TO DO: Tell how many lines in these records contain the string "navy", with only the number as the reply.

GIVEN ENTRIES:

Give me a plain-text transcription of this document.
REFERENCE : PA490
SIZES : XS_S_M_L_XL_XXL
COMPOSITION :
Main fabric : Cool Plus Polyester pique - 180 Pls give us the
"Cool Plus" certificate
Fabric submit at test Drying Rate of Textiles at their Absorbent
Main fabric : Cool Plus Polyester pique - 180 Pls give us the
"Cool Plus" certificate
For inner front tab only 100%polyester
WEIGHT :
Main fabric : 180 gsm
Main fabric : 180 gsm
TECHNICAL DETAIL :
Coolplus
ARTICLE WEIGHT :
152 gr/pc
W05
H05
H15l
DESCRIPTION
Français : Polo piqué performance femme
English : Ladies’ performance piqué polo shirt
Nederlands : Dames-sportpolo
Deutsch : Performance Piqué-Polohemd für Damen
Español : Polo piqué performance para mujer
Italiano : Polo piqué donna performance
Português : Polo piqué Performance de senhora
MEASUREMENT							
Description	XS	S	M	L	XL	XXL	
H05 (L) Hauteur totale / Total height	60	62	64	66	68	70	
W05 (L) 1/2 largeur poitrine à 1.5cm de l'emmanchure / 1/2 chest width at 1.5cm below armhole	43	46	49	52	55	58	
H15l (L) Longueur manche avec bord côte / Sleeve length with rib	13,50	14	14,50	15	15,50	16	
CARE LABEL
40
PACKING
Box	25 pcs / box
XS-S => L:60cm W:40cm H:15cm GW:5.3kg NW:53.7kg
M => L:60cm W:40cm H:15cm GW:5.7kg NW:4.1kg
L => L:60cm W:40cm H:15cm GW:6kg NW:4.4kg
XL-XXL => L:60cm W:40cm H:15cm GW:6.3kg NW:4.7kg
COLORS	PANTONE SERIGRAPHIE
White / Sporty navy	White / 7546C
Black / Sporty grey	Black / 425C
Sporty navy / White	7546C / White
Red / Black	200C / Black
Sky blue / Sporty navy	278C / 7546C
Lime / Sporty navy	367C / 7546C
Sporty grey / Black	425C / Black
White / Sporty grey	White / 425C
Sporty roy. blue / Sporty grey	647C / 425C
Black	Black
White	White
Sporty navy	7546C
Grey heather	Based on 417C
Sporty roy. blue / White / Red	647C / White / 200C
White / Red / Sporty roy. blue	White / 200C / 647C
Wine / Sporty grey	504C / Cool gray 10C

ANSWER TO THIS EXERCISE: 5